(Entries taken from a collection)
────────────────────

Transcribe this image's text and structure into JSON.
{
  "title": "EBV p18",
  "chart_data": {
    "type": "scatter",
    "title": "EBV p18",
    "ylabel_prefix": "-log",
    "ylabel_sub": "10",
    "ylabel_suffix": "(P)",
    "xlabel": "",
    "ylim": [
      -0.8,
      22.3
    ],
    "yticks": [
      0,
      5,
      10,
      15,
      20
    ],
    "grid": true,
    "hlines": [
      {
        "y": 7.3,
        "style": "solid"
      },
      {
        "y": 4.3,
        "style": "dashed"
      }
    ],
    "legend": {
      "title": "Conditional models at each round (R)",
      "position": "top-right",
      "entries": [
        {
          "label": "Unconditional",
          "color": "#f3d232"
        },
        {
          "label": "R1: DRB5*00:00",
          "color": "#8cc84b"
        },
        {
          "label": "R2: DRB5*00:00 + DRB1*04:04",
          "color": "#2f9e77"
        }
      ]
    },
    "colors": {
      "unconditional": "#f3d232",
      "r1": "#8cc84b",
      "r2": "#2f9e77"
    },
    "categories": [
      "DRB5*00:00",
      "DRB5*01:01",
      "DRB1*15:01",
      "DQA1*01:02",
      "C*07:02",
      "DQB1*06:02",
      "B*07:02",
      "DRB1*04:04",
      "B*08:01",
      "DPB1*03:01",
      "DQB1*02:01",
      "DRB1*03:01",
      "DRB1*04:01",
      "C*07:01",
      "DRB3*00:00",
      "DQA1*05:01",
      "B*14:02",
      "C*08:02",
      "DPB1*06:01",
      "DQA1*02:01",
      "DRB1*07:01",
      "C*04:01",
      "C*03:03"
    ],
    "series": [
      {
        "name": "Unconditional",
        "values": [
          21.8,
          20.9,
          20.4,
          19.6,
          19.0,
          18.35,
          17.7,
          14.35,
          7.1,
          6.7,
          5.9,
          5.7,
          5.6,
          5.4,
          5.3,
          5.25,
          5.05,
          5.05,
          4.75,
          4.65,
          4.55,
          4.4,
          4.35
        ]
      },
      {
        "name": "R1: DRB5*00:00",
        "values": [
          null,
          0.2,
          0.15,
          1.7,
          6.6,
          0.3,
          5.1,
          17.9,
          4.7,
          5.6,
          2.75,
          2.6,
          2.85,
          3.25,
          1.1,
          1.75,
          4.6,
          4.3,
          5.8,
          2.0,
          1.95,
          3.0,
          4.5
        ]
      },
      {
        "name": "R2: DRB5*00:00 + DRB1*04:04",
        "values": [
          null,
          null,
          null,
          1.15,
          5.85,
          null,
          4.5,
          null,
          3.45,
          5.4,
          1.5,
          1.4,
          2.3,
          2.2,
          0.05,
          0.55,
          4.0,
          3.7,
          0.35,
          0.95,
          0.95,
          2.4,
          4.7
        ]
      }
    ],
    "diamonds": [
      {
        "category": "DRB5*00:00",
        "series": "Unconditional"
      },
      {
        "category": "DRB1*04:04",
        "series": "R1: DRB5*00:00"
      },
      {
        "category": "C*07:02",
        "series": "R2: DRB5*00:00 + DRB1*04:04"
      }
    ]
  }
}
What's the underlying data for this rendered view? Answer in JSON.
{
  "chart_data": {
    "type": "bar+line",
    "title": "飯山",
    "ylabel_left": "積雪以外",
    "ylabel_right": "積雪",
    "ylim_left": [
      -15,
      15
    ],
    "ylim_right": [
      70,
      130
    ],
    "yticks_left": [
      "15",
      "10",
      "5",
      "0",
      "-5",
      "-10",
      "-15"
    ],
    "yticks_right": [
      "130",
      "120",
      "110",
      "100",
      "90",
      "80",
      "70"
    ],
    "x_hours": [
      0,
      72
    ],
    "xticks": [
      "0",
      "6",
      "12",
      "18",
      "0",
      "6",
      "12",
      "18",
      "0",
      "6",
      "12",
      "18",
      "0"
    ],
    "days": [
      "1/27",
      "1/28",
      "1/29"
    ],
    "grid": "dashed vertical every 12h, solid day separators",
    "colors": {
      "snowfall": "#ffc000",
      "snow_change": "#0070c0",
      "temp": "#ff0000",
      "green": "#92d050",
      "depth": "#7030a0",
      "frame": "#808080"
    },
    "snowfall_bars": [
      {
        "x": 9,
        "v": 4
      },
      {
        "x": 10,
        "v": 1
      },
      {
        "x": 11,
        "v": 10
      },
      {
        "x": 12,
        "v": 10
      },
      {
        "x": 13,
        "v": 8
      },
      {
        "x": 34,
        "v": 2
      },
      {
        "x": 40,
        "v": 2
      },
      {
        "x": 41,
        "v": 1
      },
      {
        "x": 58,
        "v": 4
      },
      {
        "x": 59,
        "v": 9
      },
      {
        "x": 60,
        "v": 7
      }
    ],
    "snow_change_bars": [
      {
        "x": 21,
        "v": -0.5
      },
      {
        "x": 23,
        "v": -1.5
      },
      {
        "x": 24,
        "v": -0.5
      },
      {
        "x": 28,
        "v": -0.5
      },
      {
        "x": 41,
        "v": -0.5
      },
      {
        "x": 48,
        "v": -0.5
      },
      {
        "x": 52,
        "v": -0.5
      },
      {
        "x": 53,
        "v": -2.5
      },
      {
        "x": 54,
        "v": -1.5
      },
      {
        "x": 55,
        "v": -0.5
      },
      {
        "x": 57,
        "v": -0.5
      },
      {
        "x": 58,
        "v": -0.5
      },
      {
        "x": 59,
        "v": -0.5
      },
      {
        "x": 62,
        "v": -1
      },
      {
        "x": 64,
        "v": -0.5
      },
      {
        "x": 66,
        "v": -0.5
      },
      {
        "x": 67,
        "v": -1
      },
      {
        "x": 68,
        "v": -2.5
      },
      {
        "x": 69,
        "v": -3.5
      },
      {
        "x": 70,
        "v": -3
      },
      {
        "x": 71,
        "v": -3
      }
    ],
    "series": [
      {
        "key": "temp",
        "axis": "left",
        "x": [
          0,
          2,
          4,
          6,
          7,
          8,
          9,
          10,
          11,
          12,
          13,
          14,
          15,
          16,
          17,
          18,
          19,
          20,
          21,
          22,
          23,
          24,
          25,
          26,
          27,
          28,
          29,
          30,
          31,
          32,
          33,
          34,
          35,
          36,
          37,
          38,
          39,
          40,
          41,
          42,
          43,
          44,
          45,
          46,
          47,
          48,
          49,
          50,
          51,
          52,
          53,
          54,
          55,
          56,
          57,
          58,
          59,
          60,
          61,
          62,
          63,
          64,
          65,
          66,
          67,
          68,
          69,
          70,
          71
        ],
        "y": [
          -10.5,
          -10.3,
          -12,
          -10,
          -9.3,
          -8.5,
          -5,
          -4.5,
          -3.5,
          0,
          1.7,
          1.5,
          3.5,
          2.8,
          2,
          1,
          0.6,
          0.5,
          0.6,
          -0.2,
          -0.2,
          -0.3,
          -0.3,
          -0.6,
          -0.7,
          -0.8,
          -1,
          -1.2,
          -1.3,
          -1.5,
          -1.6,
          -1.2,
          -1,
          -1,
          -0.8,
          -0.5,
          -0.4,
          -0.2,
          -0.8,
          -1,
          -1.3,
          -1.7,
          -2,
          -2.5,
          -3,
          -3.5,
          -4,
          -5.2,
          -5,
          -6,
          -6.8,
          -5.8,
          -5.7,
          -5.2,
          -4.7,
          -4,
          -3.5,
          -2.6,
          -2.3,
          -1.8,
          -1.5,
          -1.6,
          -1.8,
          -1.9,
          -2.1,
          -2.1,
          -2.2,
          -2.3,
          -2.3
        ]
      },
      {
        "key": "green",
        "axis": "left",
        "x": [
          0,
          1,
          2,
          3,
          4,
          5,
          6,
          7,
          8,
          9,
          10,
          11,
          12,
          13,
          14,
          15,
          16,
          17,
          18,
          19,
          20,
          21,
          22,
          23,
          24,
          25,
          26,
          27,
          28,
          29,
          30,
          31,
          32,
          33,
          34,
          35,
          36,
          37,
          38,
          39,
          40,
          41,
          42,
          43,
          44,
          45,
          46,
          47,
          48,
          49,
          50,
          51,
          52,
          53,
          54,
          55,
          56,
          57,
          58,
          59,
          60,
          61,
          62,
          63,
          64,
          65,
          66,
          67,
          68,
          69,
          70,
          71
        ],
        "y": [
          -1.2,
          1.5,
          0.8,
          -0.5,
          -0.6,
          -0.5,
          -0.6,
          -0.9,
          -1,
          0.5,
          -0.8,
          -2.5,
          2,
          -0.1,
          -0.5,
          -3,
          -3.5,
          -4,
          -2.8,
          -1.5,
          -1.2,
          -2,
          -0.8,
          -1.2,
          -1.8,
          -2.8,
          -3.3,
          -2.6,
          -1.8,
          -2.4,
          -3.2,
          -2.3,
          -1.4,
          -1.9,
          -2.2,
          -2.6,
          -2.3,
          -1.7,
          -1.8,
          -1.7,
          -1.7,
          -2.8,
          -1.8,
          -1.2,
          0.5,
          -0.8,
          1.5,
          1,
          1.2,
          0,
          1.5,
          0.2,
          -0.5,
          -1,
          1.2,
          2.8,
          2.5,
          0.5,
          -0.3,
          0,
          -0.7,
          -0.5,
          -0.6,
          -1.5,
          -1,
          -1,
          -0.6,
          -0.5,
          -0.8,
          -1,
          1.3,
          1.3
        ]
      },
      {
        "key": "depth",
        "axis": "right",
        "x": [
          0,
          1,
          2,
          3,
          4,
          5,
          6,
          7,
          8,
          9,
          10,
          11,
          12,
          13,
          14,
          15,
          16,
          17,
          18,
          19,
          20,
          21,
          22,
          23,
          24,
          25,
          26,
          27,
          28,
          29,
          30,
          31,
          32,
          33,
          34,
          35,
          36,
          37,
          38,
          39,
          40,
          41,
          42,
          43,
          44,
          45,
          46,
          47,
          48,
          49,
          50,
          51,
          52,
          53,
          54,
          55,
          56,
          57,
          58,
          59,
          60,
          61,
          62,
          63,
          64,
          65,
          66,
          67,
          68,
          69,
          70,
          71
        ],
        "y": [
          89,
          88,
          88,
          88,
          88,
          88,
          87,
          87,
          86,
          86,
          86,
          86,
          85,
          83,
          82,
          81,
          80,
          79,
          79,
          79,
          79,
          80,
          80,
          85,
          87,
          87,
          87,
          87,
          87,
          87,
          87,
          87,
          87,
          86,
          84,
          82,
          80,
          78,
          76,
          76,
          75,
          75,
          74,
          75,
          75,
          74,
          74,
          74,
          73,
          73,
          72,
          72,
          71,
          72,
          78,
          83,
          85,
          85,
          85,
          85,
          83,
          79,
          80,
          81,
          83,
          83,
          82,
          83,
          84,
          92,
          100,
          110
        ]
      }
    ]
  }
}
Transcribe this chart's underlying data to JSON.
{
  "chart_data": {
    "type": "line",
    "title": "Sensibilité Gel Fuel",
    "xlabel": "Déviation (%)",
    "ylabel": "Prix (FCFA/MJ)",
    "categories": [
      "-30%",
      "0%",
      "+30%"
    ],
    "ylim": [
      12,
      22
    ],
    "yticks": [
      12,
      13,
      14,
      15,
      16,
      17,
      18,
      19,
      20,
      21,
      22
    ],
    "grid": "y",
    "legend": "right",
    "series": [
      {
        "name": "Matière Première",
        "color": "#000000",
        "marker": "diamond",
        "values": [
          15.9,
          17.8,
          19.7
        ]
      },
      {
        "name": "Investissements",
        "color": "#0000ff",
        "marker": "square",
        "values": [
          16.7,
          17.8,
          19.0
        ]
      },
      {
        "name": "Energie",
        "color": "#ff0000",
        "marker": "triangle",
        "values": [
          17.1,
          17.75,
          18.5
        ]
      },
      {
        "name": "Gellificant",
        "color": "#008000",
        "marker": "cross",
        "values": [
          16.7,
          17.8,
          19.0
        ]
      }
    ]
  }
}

────────────────────

● OBJECTIVE
Copy all lines from the material that contain "name".

● RESPONSE BELOW
        "name": "Unconditional",
        "name": "R1: DRB5*00:00",
        "name": "R2: DRB5*00:00 + DRB1*04:04",
        "name": "Matière Première",
        "name": "Investissements",
        "name": "Energie",
        "name": "Gellificant",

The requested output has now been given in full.